▶ [Dataset rows about figures]
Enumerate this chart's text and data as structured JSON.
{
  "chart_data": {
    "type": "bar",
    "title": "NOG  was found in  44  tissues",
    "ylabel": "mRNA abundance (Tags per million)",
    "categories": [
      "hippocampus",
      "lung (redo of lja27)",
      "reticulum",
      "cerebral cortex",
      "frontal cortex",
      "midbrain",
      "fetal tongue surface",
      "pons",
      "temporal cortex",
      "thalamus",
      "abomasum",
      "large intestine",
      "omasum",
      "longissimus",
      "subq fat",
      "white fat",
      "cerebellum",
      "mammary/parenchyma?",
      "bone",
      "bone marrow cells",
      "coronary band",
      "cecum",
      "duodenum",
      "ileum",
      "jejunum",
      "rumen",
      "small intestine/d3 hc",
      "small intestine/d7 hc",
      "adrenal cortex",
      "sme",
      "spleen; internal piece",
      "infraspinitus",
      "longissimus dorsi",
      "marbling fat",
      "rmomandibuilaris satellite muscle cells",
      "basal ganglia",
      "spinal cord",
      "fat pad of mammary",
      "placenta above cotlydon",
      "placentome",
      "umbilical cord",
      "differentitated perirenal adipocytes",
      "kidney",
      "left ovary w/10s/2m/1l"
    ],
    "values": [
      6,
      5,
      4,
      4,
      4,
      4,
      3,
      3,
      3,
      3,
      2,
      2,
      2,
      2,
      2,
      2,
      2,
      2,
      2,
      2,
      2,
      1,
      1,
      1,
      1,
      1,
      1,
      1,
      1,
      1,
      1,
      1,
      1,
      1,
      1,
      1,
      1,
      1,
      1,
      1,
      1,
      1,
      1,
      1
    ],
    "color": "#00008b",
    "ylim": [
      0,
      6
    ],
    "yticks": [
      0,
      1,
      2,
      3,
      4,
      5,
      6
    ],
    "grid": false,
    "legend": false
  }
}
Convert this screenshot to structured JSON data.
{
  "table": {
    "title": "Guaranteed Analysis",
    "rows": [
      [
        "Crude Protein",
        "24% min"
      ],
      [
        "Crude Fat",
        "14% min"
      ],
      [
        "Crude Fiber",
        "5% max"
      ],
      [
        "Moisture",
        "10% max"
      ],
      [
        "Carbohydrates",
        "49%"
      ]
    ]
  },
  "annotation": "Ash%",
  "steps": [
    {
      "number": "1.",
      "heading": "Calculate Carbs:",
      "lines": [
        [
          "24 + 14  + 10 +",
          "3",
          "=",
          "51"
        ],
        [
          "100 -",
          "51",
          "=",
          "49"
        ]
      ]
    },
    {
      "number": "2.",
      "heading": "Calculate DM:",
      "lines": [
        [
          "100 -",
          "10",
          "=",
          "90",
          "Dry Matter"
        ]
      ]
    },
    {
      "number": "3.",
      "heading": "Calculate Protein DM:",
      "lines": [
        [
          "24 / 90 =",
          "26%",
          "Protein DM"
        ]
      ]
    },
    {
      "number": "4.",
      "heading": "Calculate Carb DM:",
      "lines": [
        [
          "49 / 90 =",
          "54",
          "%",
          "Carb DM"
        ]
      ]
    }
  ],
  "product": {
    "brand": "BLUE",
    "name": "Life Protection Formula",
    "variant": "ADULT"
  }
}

▶ [THE PROBLEM] The lines you need are those containing "Protein"; find them in the records and copy them.

▶ [OUTPUT FOR THIS EXERCISE]
        "Crude Protein",
      "heading": "Calculate Protein DM:",
          "Protein DM"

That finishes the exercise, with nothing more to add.